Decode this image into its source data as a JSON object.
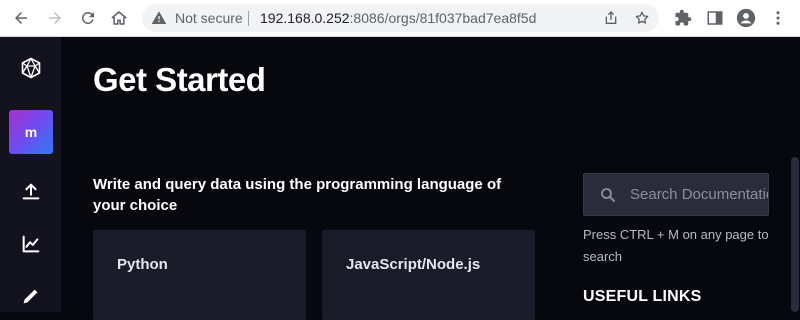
{
  "browser": {
    "security_label": "Not secure",
    "url_host": "192.168.0.252",
    "url_path": ":8086/orgs/81f037bad7ea8f5d"
  },
  "sidebar": {
    "org_initial": "m",
    "items": [
      {
        "icon": "logo-icon"
      },
      {
        "icon": "org-avatar"
      },
      {
        "icon": "upload-icon"
      },
      {
        "icon": "chart-icon"
      },
      {
        "icon": "pencil-icon"
      }
    ]
  },
  "main": {
    "title": "Get Started",
    "subtitle": "Write and query data using the programming language of your choice",
    "cards": [
      {
        "label": "Python"
      },
      {
        "label": "JavaScript/Node.js"
      }
    ],
    "search": {
      "placeholder": "Search Documentation",
      "hint": "Press CTRL + M on any page to search"
    },
    "useful_links_heading": "USEFUL LINKS"
  },
  "colors": {
    "background": "#07070e",
    "sidebar": "#12131e",
    "card": "#1b1b2a",
    "avatar_gradient_start": "#a72fcc",
    "avatar_gradient_end": "#2f7cf6"
  }
}
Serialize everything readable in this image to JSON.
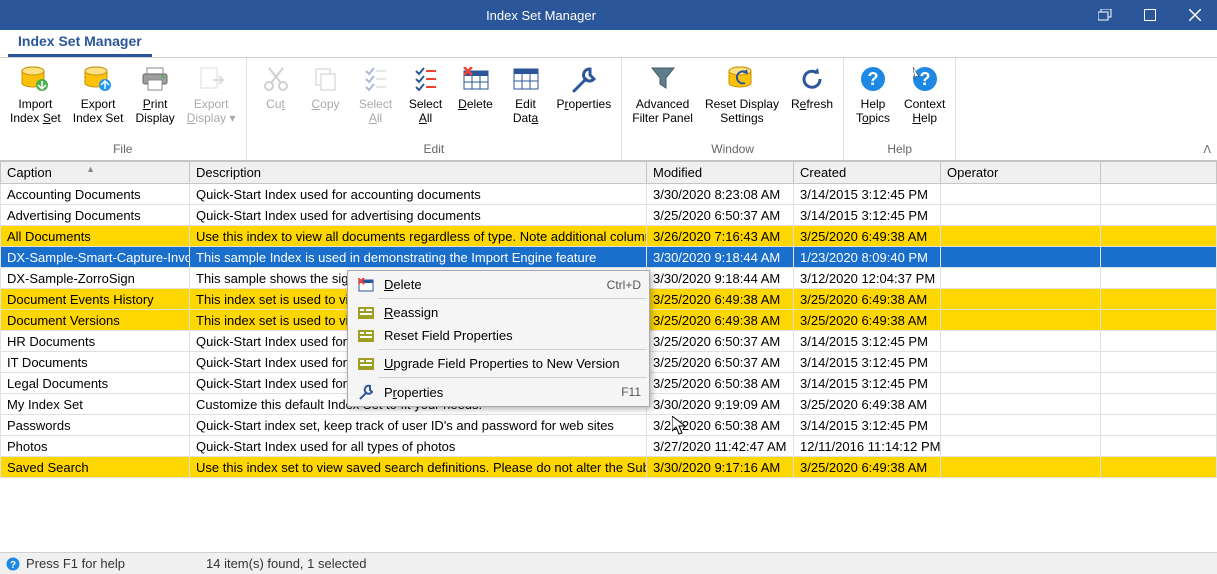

» **AIM OF THE EXERCISE**: Extract all the data above exactly, excluding every picture.

» **RESPONSE FOR THIS EXERCISE**:
Decode this image into its source data as a JSON object.
{
  "browser": {
    "security_label": "Not secure",
    "url_host": "192.168.0.252",
    "url_path": ":8086/orgs/81f037bad7ea8f5d"
  },
  "sidebar": {
    "org_initial": "m",
    "items": [
      {
        "icon": "logo-icon"
      },
      {
        "icon": "org-avatar"
      },
      {
        "icon": "upload-icon"
      },
      {
        "icon": "chart-icon"
      },
      {
        "icon": "pencil-icon"
      }
    ]
  },
  "main": {
    "title": "Get Started",
    "subtitle": "Write and query data using the programming language of your choice",
    "cards": [
      {
        "label": "Python"
      },
      {
        "label": "JavaScript/Node.js"
      }
    ],
    "search": {
      "placeholder": "Search Documentation",
      "hint": "Press CTRL + M on any page to search"
    },
    "useful_links_heading": "USEFUL LINKS"
  },
  "colors": {
    "background": "#07070e",
    "sidebar": "#12131e",
    "card": "#1b1b2a",
    "avatar_gradient_start": "#a72fcc",
    "avatar_gradient_end": "#2f7cf6"
  }
}
Serialize everything readable in this image to JSON.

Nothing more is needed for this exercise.